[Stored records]
** Start **

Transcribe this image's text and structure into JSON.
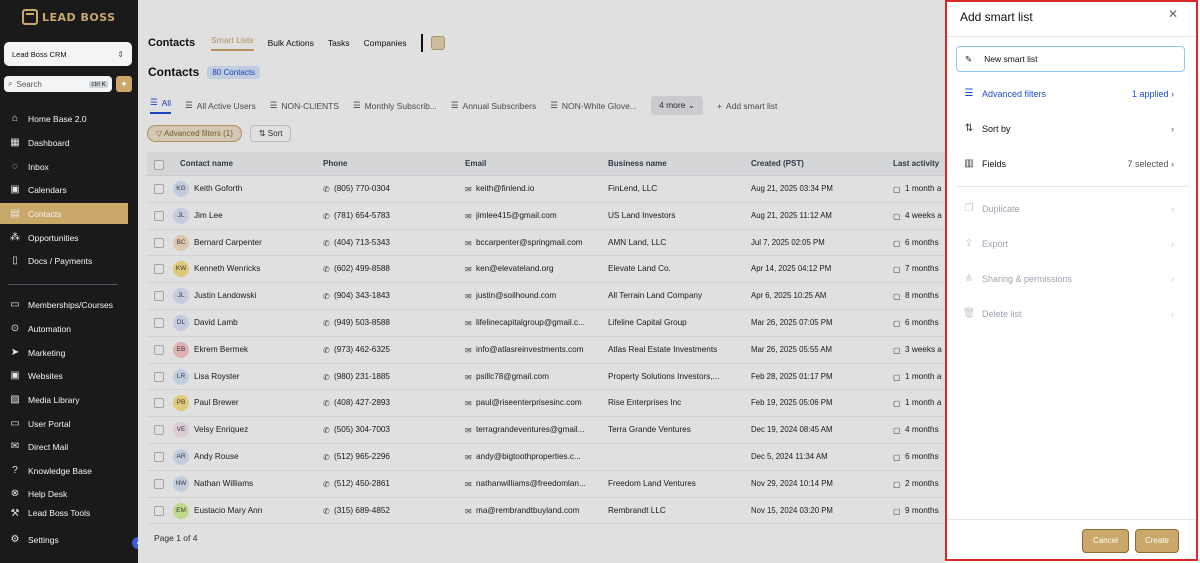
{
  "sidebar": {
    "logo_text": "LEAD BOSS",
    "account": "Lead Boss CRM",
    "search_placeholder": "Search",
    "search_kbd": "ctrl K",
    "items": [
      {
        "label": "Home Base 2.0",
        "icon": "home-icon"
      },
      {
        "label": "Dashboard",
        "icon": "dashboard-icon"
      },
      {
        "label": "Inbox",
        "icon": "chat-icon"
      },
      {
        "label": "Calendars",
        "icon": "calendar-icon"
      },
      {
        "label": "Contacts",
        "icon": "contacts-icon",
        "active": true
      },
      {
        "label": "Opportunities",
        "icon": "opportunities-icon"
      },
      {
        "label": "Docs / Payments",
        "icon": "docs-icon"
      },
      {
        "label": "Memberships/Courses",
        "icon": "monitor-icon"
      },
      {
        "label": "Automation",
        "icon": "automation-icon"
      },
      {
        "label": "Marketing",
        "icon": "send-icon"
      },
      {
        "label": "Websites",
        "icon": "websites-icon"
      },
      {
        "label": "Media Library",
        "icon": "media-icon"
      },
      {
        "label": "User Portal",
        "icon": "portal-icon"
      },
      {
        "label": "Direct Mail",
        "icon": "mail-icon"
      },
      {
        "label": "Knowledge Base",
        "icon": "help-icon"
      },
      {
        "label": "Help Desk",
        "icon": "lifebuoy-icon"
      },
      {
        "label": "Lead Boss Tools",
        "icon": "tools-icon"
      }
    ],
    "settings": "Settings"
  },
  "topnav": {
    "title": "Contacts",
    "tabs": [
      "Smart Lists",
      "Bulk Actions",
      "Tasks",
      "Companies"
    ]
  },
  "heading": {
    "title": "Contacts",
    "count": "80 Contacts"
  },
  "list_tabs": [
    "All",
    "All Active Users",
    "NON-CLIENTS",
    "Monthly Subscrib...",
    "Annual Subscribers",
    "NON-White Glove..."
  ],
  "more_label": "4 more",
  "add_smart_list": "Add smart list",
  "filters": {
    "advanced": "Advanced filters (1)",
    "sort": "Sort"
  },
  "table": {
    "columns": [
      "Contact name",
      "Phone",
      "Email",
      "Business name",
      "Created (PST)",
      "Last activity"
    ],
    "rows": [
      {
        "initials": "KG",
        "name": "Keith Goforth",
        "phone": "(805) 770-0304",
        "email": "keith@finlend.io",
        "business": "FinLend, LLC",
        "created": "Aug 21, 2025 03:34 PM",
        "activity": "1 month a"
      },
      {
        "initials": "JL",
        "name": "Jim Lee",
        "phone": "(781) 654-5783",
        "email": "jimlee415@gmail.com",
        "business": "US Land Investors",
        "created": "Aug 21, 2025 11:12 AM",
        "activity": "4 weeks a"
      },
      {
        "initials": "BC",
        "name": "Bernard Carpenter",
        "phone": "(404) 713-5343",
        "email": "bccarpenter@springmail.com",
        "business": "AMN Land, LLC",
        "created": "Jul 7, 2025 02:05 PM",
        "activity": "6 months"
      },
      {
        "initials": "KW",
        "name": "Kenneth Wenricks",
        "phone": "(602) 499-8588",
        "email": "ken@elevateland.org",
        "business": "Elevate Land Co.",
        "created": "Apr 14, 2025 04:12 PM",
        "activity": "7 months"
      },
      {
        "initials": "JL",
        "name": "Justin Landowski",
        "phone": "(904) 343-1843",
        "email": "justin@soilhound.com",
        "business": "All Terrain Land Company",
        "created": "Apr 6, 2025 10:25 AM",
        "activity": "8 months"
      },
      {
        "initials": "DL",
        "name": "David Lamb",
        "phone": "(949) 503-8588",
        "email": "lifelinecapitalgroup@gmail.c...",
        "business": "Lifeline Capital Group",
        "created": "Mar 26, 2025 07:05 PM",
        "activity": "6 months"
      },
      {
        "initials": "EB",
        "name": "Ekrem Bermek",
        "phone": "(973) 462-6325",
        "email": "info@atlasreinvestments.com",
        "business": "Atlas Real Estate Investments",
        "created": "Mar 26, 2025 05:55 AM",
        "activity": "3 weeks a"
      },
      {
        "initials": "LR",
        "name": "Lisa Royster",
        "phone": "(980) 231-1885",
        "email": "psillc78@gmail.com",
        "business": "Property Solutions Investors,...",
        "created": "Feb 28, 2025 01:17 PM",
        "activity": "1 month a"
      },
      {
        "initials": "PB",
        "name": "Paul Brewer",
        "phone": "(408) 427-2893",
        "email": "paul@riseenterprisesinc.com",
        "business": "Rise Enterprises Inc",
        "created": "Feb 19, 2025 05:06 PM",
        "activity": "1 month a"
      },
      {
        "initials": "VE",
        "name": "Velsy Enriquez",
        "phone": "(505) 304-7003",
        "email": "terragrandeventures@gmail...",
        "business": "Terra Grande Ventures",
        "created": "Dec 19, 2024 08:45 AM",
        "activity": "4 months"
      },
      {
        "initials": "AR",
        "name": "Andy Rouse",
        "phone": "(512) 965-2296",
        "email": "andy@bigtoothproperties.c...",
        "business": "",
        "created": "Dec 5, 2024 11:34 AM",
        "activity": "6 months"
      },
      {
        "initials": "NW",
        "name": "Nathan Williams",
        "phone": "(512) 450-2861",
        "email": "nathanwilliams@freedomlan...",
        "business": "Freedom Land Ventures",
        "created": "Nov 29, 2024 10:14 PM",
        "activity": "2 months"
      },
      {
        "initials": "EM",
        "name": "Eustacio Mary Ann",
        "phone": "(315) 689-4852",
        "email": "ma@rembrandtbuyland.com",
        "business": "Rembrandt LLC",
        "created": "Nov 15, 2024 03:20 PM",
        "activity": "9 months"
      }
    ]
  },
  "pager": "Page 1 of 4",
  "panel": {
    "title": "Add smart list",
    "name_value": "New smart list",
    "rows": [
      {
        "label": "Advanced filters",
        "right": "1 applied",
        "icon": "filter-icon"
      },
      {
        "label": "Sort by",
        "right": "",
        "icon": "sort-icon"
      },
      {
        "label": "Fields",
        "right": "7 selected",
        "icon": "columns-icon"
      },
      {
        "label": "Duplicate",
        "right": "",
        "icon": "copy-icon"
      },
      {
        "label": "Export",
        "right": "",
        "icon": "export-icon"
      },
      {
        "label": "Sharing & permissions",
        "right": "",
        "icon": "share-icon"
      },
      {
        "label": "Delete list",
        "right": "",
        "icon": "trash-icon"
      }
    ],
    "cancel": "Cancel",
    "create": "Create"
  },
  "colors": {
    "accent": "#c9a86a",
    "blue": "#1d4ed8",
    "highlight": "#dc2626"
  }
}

** End **

» **Problem**:
Copy the records above exactly, omitting every picture.

» **Task response**:
Transcribe this image's text and structure into JSON.
{
  "sidebar": {
    "logo_text": "LEAD BOSS",
    "account": "Lead Boss CRM",
    "search_placeholder": "Search",
    "search_kbd": "ctrl K",
    "items": [
      {
        "label": "Home Base 2.0",
        "icon": "home-icon"
      },
      {
        "label": "Dashboard",
        "icon": "dashboard-icon"
      },
      {
        "label": "Inbox",
        "icon": "chat-icon"
      },
      {
        "label": "Calendars",
        "icon": "calendar-icon"
      },
      {
        "label": "Contacts",
        "icon": "contacts-icon",
        "active": true
      },
      {
        "label": "Opportunities",
        "icon": "opportunities-icon"
      },
      {
        "label": "Docs / Payments",
        "icon": "docs-icon"
      },
      {
        "label": "Memberships/Courses",
        "icon": "monitor-icon"
      },
      {
        "label": "Automation",
        "icon": "automation-icon"
      },
      {
        "label": "Marketing",
        "icon": "send-icon"
      },
      {
        "label": "Websites",
        "icon": "websites-icon"
      },
      {
        "label": "Media Library",
        "icon": "media-icon"
      },
      {
        "label": "User Portal",
        "icon": "portal-icon"
      },
      {
        "label": "Direct Mail",
        "icon": "mail-icon"
      },
      {
        "label": "Knowledge Base",
        "icon": "help-icon"
      },
      {
        "label": "Help Desk",
        "icon": "lifebuoy-icon"
      },
      {
        "label": "Lead Boss Tools",
        "icon": "tools-icon"
      }
    ],
    "settings": "Settings"
  },
  "topnav": {
    "title": "Contacts",
    "tabs": [
      "Smart Lists",
      "Bulk Actions",
      "Tasks",
      "Companies"
    ]
  },
  "heading": {
    "title": "Contacts",
    "count": "80 Contacts"
  },
  "list_tabs": [
    "All",
    "All Active Users",
    "NON-CLIENTS",
    "Monthly Subscrib...",
    "Annual Subscribers",
    "NON-White Glove..."
  ],
  "more_label": "4 more",
  "add_smart_list": "Add smart list",
  "filters": {
    "advanced": "Advanced filters (1)",
    "sort": "Sort"
  },
  "table": {
    "columns": [
      "Contact name",
      "Phone",
      "Email",
      "Business name",
      "Created (PST)",
      "Last activity"
    ],
    "rows": [
      {
        "initials": "KG",
        "name": "Keith Goforth",
        "phone": "(805) 770-0304",
        "email": "keith@finlend.io",
        "business": "FinLend, LLC",
        "created": "Aug 21, 2025 03:34 PM",
        "activity": "1 month a"
      },
      {
        "initials": "JL",
        "name": "Jim Lee",
        "phone": "(781) 654-5783",
        "email": "jimlee415@gmail.com",
        "business": "US Land Investors",
        "created": "Aug 21, 2025 11:12 AM",
        "activity": "4 weeks a"
      },
      {
        "initials": "BC",
        "name": "Bernard Carpenter",
        "phone": "(404) 713-5343",
        "email": "bccarpenter@springmail.com",
        "business": "AMN Land, LLC",
        "created": "Jul 7, 2025 02:05 PM",
        "activity": "6 months"
      },
      {
        "initials": "KW",
        "name": "Kenneth Wenricks",
        "phone": "(602) 499-8588",
        "email": "ken@elevateland.org",
        "business": "Elevate Land Co.",
        "created": "Apr 14, 2025 04:12 PM",
        "activity": "7 months"
      },
      {
        "initials": "JL",
        "name": "Justin Landowski",
        "phone": "(904) 343-1843",
        "email": "justin@soilhound.com",
        "business": "All Terrain Land Company",
        "created": "Apr 6, 2025 10:25 AM",
        "activity": "8 months"
      },
      {
        "initials": "DL",
        "name": "David Lamb",
        "phone": "(949) 503-8588",
        "email": "lifelinecapitalgroup@gmail.c...",
        "business": "Lifeline Capital Group",
        "created": "Mar 26, 2025 07:05 PM",
        "activity": "6 months"
      },
      {
        "initials": "EB",
        "name": "Ekrem Bermek",
        "phone": "(973) 462-6325",
        "email": "info@atlasreinvestments.com",
        "business": "Atlas Real Estate Investments",
        "created": "Mar 26, 2025 05:55 AM",
        "activity": "3 weeks a"
      },
      {
        "initials": "LR",
        "name": "Lisa Royster",
        "phone": "(980) 231-1885",
        "email": "psillc78@gmail.com",
        "business": "Property Solutions Investors,...",
        "created": "Feb 28, 2025 01:17 PM",
        "activity": "1 month a"
      },
      {
        "initials": "PB",
        "name": "Paul Brewer",
        "phone": "(408) 427-2893",
        "email": "paul@riseenterprisesinc.com",
        "business": "Rise Enterprises Inc",
        "created": "Feb 19, 2025 05:06 PM",
        "activity": "1 month a"
      },
      {
        "initials": "VE",
        "name": "Velsy Enriquez",
        "phone": "(505) 304-7003",
        "email": "terragrandeventures@gmail...",
        "business": "Terra Grande Ventures",
        "created": "Dec 19, 2024 08:45 AM",
        "activity": "4 months"
      },
      {
        "initials": "AR",
        "name": "Andy Rouse",
        "phone": "(512) 965-2296",
        "email": "andy@bigtoothproperties.c...",
        "business": "",
        "created": "Dec 5, 2024 11:34 AM",
        "activity": "6 months"
      },
      {
        "initials": "NW",
        "name": "Nathan Williams",
        "phone": "(512) 450-2861",
        "email": "nathanwilliams@freedomlan...",
        "business": "Freedom Land Ventures",
        "created": "Nov 29, 2024 10:14 PM",
        "activity": "2 months"
      },
      {
        "initials": "EM",
        "name": "Eustacio Mary Ann",
        "phone": "(315) 689-4852",
        "email": "ma@rembrandtbuyland.com",
        "business": "Rembrandt LLC",
        "created": "Nov 15, 2024 03:20 PM",
        "activity": "9 months"
      }
    ]
  },
  "pager": "Page 1 of 4",
  "panel": {
    "title": "Add smart list",
    "name_value": "New smart list",
    "rows": [
      {
        "label": "Advanced filters",
        "right": "1 applied",
        "icon": "filter-icon"
      },
      {
        "label": "Sort by",
        "right": "",
        "icon": "sort-icon"
      },
      {
        "label": "Fields",
        "right": "7 selected",
        "icon": "columns-icon"
      },
      {
        "label": "Duplicate",
        "right": "",
        "icon": "copy-icon"
      },
      {
        "label": "Export",
        "right": "",
        "icon": "export-icon"
      },
      {
        "label": "Sharing & permissions",
        "right": "",
        "icon": "share-icon"
      },
      {
        "label": "Delete list",
        "right": "",
        "icon": "trash-icon"
      }
    ],
    "cancel": "Cancel",
    "create": "Create"
  },
  "colors": {
    "accent": "#c9a86a",
    "blue": "#1d4ed8",
    "highlight": "#dc2626"
  }
}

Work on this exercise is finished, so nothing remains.